### STATED TASK
Without the pictures, copy all the entries below exactly.

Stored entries
+++
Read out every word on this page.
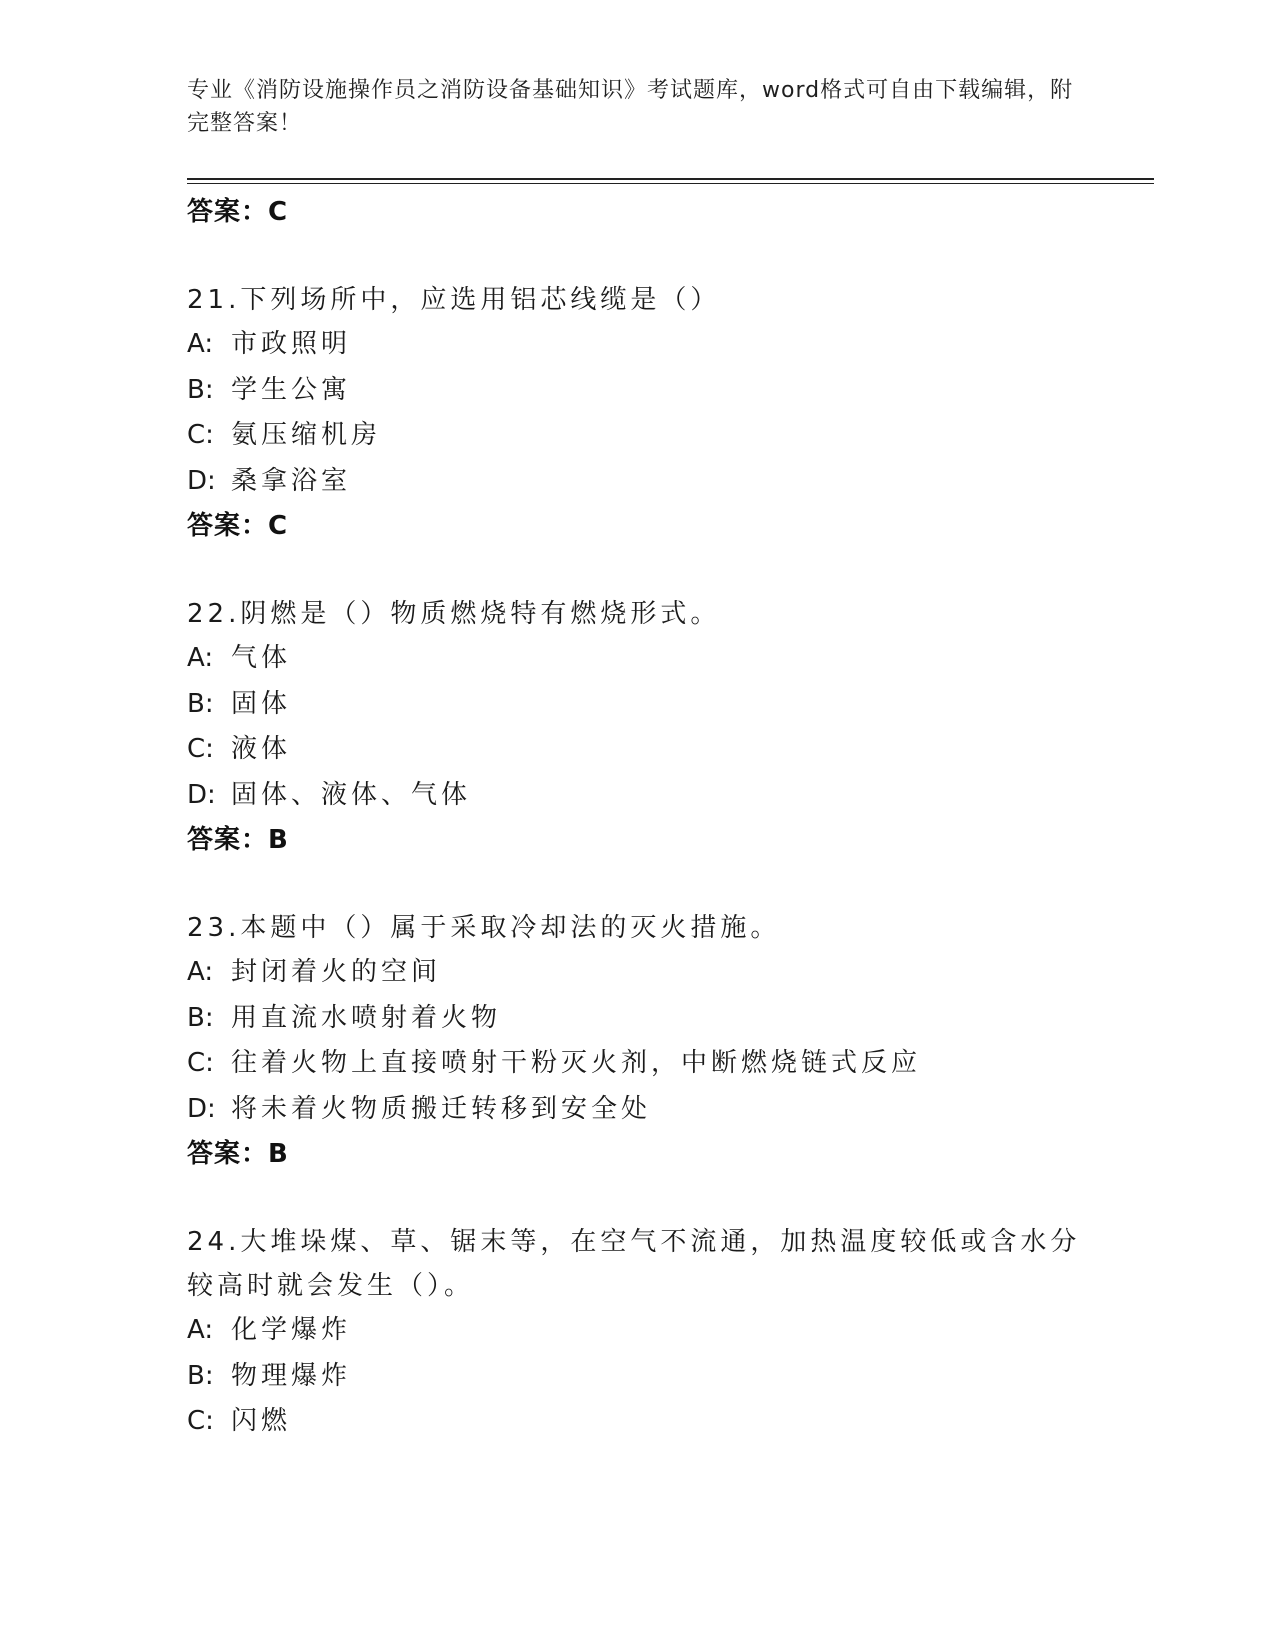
专业《消防设施操作员之消防设备基础知识》考试题库，word格式可自由下载编辑，附完整答案！
答案：C
21.下列场所中，应选用铝芯线缆是（）
A: 市政照明
B: 学生公寓
C: 氨压缩机房
D: 桑拿浴室
答案：C
22.阴燃是（）物质燃烧特有燃烧形式。
A: 气体
B: 固体
C: 液体
D: 固体、液体、气体
答案：B
23.本题中（）属于采取冷却法的灭火措施。
A: 封闭着火的空间
B: 用直流水喷射着火物
C: 往着火物上直接喷射干粉灭火剂，中断燃烧链式反应
D: 将未着火物质搬迁转移到安全处
答案：B
24.大堆垛煤、草、锯末等，在空气不流通，加热温度较低或含水分较高时就会发生（）。
A: 化学爆炸
B: 物理爆炸
C: 闪燃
+++
### TASK RESULT
Read out every word on this page.
专业《消防设施操作员之消防设备基础知识》考试题库，word格式可自由下载编辑，附完整答案！
答案：C
21.下列场所中，应选用铝芯线缆是（）
A: 市政照明
B: 学生公寓
C: 氨压缩机房
D: 桑拿浴室
答案：C
22.阴燃是（）物质燃烧特有燃烧形式。
A: 气体
B: 固体
C: 液体
D: 固体、液体、气体
答案：B
23.本题中（）属于采取冷却法的灭火措施。
A: 封闭着火的空间
B: 用直流水喷射着火物
C: 往着火物上直接喷射干粉灭火剂，中断燃烧链式反应
D: 将未着火物质搬迁转移到安全处
答案：B
24.大堆垛煤、草、锯末等，在空气不流通，加热温度较低或含水分较高时就会发生（）。
A: 化学爆炸
B: 物理爆炸
C: 闪燃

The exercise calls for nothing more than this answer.